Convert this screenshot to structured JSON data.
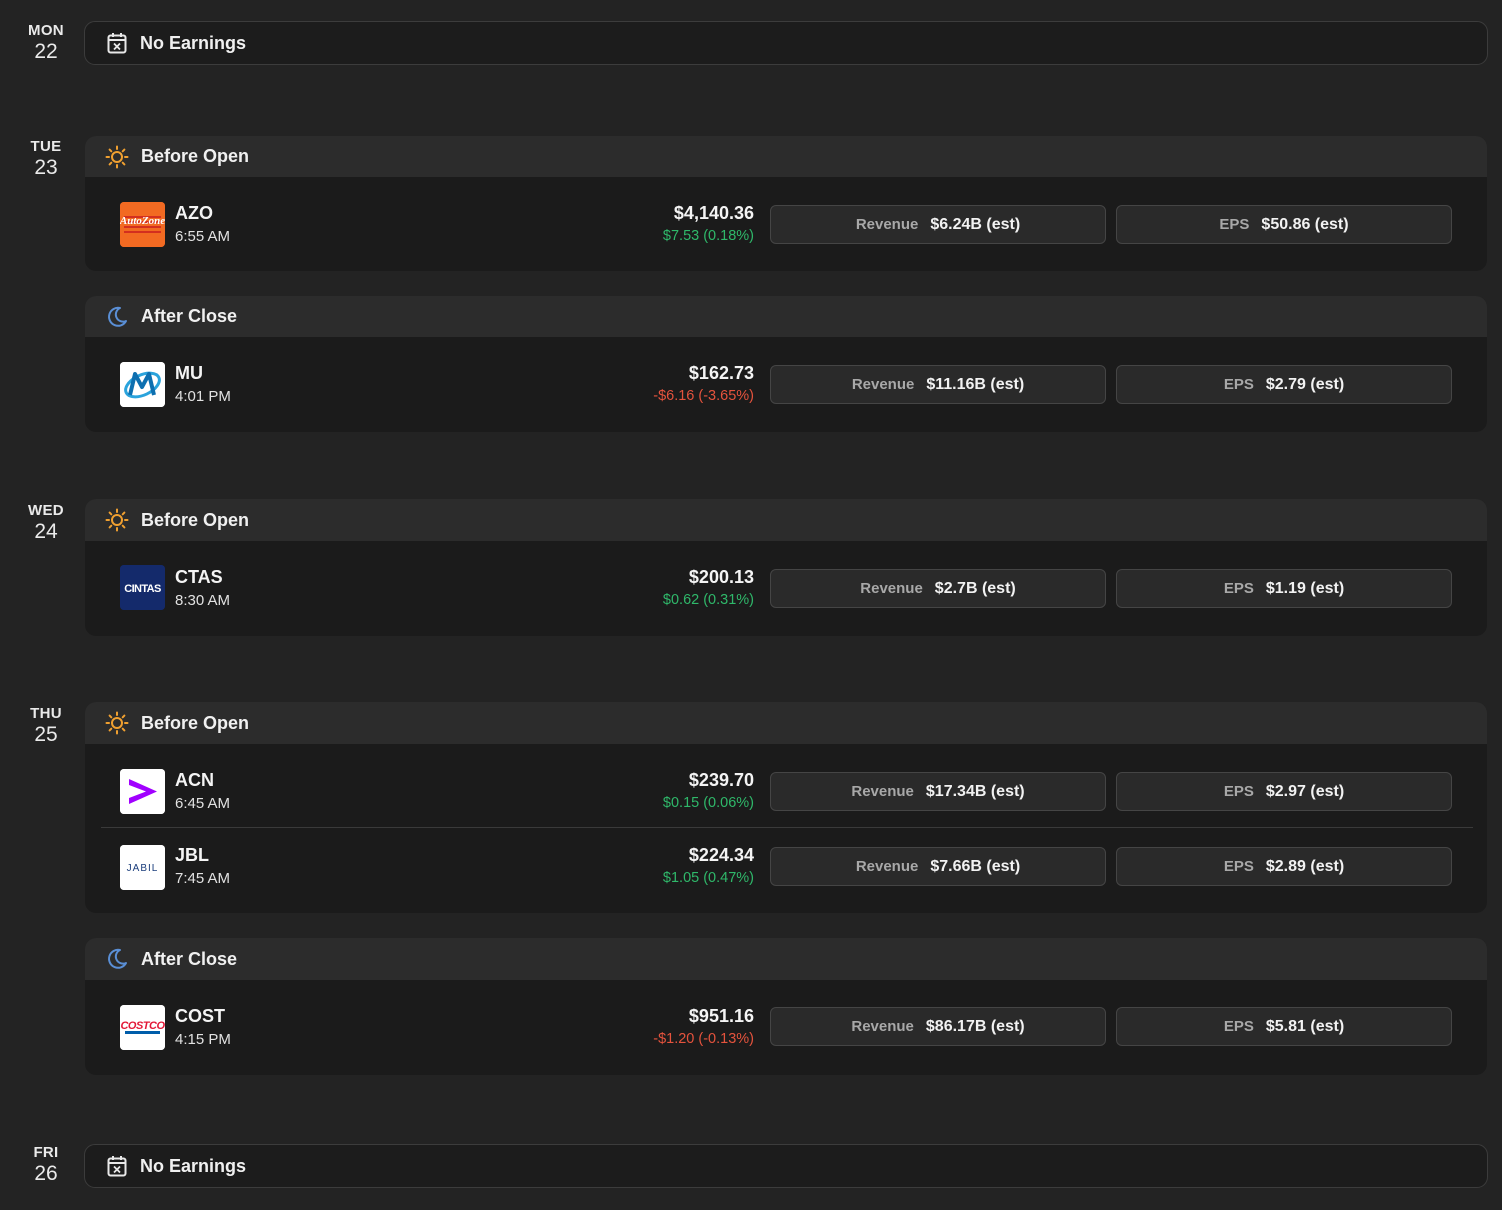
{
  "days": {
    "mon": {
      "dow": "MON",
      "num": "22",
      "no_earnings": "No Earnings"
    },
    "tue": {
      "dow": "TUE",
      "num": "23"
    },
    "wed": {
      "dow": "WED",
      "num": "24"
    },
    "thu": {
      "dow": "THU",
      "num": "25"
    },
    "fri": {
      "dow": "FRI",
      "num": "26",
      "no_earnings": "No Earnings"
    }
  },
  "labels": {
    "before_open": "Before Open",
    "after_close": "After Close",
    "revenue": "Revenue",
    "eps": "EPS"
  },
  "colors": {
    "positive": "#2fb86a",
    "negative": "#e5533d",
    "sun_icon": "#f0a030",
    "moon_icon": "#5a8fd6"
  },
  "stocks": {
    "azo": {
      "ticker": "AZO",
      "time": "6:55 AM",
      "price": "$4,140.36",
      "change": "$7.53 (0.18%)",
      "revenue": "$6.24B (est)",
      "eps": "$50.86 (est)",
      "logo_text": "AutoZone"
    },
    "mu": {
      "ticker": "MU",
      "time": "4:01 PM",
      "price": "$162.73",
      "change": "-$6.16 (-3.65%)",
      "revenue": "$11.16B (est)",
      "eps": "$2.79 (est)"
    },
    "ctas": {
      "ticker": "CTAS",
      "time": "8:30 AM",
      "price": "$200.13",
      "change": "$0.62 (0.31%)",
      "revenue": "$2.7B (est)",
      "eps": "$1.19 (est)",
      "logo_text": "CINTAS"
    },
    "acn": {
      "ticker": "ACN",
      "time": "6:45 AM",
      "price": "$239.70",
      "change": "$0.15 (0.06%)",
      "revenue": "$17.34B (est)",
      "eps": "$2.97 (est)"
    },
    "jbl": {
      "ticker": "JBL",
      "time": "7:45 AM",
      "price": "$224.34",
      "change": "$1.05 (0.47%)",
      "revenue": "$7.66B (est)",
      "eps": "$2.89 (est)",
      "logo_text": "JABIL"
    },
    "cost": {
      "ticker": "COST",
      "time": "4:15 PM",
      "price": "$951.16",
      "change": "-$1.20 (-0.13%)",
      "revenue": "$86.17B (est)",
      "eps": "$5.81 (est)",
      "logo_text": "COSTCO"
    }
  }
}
┄┄┄┄┄┄┄┄┄┄┄┄┄┄┄┄┄┄┄┄
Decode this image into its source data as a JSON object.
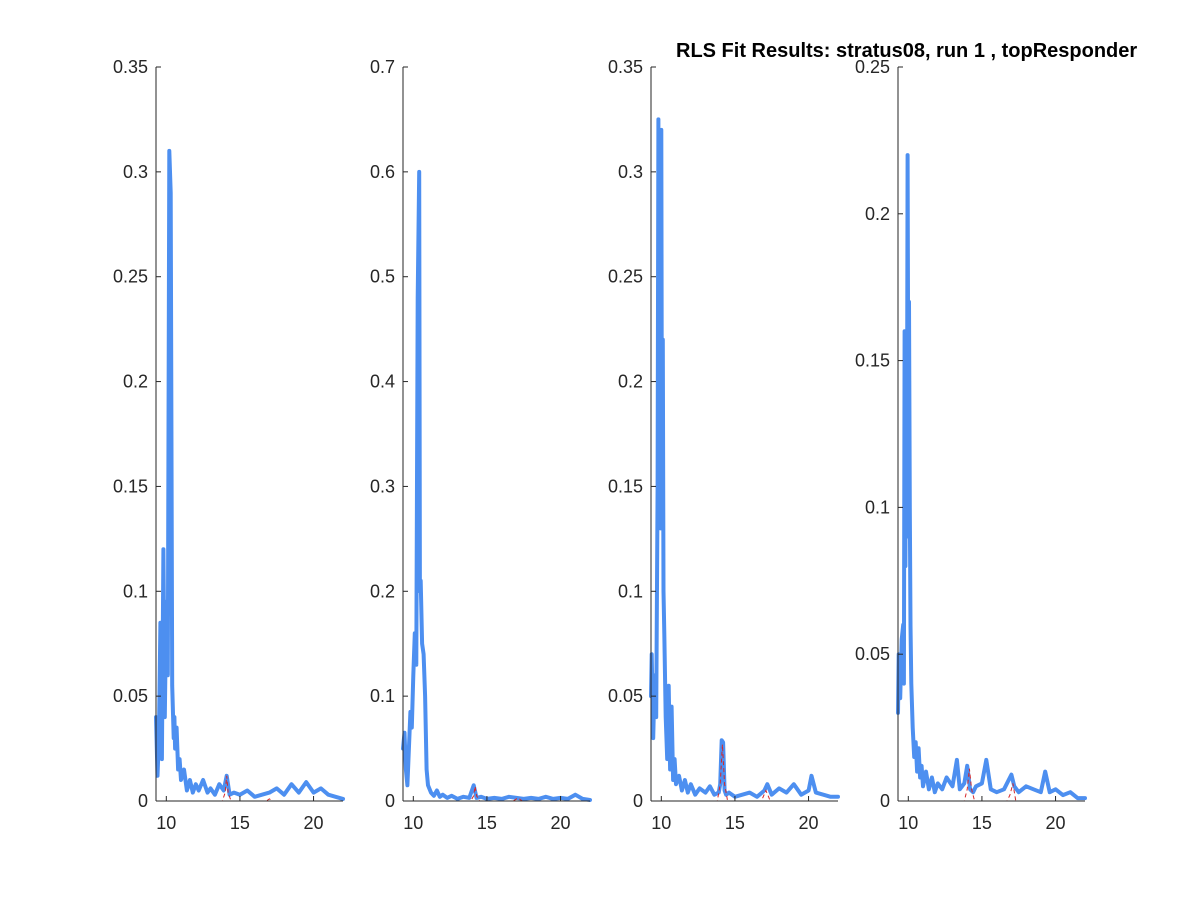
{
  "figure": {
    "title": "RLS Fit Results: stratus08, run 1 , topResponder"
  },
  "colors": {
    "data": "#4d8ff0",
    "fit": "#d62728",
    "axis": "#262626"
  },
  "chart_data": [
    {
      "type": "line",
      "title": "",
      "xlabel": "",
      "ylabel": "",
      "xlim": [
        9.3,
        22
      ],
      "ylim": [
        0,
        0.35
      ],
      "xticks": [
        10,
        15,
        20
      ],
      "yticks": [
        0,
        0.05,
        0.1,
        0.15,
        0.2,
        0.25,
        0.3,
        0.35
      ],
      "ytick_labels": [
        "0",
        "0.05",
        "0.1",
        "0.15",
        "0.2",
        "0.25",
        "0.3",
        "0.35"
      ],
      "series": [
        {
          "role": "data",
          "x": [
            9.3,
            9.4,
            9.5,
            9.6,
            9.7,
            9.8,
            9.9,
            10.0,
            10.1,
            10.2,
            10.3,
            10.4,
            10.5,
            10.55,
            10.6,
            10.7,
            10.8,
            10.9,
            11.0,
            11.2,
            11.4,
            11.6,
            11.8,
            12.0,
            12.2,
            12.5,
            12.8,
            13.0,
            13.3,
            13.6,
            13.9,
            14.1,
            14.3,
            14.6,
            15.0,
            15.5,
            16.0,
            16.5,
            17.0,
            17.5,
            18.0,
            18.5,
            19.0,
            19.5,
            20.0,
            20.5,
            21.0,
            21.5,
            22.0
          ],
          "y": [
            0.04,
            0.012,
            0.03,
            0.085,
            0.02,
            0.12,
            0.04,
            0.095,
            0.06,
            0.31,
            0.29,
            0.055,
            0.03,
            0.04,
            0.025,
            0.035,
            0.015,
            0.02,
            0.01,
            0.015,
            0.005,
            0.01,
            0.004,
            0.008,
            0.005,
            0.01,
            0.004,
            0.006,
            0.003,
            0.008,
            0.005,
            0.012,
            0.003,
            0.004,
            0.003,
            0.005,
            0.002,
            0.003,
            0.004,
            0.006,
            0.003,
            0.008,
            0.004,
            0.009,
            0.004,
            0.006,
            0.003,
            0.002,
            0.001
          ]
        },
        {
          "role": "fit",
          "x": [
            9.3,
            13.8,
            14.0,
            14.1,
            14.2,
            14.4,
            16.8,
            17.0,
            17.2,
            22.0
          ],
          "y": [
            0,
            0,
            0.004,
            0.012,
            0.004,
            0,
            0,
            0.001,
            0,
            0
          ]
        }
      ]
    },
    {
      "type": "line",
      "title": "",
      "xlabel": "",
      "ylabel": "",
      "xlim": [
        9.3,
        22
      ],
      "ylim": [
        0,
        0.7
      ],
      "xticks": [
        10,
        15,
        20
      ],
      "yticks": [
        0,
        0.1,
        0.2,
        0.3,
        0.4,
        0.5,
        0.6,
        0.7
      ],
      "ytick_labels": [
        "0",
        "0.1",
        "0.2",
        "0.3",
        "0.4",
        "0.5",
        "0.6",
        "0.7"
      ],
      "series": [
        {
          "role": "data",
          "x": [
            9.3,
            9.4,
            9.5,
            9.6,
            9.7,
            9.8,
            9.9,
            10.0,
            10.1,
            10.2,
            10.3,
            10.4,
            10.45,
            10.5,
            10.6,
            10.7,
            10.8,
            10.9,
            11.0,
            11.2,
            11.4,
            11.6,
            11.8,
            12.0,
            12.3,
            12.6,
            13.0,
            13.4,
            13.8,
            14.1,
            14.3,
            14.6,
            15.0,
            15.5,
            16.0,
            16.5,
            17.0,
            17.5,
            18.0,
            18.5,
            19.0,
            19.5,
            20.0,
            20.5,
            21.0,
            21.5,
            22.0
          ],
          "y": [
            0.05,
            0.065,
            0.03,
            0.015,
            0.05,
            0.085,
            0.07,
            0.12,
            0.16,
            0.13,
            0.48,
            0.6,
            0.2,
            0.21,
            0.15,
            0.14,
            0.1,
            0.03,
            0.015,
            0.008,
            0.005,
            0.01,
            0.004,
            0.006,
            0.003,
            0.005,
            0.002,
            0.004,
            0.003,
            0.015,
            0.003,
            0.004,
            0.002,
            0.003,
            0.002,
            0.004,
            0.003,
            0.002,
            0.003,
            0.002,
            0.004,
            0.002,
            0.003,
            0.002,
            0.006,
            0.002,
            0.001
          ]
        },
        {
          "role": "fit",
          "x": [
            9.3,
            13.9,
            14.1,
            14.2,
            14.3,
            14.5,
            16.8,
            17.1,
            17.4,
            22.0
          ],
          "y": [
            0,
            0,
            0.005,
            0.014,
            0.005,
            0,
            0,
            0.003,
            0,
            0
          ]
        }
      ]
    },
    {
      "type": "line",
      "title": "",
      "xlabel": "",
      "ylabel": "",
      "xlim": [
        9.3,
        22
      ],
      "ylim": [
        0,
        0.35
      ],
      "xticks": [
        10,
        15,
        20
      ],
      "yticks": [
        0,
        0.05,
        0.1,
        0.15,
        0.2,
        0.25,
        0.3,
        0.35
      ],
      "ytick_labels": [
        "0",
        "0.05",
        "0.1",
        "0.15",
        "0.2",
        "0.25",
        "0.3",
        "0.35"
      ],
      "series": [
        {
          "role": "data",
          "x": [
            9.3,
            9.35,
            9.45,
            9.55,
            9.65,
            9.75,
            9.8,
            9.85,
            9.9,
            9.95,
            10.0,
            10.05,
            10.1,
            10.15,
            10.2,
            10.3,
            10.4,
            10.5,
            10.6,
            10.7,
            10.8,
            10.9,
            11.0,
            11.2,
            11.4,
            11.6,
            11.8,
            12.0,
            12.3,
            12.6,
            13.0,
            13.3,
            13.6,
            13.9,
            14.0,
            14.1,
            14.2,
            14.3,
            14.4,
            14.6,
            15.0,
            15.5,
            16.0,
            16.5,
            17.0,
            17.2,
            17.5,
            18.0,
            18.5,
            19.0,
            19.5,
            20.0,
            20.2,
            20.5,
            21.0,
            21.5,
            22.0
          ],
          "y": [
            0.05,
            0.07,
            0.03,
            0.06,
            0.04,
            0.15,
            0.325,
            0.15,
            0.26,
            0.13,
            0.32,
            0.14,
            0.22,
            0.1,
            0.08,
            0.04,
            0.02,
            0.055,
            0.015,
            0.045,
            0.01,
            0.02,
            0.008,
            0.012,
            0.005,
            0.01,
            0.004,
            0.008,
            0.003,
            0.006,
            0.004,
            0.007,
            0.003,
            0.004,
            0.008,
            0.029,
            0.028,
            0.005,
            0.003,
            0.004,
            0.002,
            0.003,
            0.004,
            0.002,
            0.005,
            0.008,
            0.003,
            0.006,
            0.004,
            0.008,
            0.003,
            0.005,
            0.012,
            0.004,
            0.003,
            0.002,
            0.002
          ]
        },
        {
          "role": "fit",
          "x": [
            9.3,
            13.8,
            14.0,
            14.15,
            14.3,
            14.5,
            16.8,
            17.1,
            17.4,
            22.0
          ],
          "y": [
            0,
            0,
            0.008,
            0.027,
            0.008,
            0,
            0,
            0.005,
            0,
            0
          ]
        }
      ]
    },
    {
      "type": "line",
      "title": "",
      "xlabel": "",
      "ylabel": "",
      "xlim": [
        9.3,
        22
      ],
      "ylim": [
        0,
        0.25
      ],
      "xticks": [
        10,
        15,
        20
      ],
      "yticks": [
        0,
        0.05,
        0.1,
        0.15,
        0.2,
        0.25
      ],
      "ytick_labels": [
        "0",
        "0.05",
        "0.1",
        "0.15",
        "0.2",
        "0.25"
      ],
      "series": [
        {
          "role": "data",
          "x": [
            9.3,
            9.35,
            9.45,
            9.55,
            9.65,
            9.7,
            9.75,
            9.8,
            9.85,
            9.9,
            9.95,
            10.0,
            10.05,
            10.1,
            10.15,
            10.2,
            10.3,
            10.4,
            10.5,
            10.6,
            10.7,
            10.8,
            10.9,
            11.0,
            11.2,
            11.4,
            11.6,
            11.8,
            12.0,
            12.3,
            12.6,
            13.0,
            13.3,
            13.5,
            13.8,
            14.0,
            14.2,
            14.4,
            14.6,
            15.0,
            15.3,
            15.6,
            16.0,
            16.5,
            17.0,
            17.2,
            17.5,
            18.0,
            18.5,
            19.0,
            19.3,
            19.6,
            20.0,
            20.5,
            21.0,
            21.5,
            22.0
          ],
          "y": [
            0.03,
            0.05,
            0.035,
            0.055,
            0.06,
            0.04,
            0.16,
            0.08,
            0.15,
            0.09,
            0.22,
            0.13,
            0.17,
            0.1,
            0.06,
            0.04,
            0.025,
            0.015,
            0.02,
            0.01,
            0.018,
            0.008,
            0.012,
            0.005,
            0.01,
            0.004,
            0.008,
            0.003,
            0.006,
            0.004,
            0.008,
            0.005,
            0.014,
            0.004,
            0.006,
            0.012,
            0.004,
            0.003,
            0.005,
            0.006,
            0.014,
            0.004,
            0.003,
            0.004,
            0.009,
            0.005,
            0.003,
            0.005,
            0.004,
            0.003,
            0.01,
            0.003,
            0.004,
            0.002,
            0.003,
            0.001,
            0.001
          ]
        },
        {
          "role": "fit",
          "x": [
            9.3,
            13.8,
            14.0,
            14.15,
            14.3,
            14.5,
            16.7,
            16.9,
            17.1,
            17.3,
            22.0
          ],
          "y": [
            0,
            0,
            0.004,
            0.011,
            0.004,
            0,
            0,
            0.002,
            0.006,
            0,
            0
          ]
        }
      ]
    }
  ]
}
┄┄┄┄┄┄┄┄┄┄┄┄┄┄┄┄┄┄┄┄
- _Your goal_:
Give the number of lines in the data that contain "ticker", with no other words.

- _Exercise solution_:
6